- **Your task**: From the listing below, select every line where the word "label" appears.

- **Extracted records**:
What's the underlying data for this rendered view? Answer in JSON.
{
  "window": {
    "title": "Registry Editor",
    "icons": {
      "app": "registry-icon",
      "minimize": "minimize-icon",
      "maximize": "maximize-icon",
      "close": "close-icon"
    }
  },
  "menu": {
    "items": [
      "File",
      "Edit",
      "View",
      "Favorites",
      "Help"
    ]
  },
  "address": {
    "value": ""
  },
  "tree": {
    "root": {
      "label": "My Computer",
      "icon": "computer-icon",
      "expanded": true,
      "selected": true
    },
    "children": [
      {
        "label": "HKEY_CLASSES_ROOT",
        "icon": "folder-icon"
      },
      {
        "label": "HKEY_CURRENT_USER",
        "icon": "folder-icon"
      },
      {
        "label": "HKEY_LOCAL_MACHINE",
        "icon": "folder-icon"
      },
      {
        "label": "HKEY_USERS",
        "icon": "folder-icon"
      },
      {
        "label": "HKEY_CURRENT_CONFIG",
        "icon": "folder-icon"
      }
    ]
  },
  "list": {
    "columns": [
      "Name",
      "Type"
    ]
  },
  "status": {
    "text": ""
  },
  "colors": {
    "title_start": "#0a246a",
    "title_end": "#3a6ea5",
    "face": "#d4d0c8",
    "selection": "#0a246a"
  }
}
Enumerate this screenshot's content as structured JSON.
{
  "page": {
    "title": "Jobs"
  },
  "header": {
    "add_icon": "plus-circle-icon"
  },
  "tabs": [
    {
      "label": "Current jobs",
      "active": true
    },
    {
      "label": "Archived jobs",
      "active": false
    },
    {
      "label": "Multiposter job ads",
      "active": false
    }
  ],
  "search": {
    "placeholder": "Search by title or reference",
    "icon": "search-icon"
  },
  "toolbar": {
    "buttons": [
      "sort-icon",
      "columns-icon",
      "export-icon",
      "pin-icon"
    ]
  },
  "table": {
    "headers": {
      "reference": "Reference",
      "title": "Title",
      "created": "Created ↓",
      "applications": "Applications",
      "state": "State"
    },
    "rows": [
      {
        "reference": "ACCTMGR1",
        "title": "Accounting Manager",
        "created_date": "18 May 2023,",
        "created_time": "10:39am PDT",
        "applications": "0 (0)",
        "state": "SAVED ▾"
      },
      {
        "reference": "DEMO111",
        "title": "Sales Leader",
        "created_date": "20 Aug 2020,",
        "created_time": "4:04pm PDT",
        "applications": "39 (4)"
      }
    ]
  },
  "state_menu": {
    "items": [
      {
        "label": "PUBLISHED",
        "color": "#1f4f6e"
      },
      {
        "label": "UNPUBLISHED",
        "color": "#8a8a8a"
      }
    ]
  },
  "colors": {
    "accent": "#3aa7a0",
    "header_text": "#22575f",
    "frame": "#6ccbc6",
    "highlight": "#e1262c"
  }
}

- **Exercise solution**:
      "label": "My Computer",
        "label": "HKEY_CLASSES_ROOT",
        "label": "HKEY_CURRENT_USER",
        "label": "HKEY_LOCAL_MACHINE",
        "label": "HKEY_USERS",
        "label": "HKEY_CURRENT_CONFIG",
      "label": "Current jobs",
      "label": "Archived jobs",
      "label": "Multiposter job ads",
        "label": "PUBLISHED",
        "label": "UNPUBLISHED",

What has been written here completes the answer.